JOB =
In the listing below, find every line with the string "Breakpoints" and pull it out.

RECORDS SHOWN =
## Begin
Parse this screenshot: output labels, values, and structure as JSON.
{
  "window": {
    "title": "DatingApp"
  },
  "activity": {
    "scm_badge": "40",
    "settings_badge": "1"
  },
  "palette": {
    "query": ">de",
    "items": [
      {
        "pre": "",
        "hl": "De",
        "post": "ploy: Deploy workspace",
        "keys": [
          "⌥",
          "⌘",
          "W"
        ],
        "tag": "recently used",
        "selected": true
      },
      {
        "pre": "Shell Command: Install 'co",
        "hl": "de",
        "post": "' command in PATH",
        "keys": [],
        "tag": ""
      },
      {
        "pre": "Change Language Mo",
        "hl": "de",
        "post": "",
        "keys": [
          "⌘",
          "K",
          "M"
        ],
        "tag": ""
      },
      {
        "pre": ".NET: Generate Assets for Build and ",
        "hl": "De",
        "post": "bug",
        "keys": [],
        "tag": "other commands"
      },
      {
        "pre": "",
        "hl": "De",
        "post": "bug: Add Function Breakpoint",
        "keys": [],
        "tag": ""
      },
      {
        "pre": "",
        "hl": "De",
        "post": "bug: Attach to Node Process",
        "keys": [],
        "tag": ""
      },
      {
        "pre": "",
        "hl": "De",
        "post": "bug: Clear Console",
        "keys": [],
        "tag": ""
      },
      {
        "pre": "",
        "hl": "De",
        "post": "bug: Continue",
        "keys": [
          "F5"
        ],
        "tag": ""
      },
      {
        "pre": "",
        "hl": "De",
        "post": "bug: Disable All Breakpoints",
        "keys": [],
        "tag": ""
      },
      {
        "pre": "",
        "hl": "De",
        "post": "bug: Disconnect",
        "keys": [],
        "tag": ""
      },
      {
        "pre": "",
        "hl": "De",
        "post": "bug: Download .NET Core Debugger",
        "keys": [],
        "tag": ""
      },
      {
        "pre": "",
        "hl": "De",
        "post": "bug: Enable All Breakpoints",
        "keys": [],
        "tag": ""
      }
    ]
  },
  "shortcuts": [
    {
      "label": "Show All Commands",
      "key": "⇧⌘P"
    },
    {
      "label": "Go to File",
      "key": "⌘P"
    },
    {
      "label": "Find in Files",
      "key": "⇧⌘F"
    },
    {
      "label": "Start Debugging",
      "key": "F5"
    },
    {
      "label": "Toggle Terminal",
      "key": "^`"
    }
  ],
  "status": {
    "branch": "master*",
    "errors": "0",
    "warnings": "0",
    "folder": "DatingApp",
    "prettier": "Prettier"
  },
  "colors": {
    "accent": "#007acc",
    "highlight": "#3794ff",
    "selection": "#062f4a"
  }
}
## End
RESULT =
        "post": "bug: Disable All Breakpoints",
        "post": "bug: Enable All Breakpoints",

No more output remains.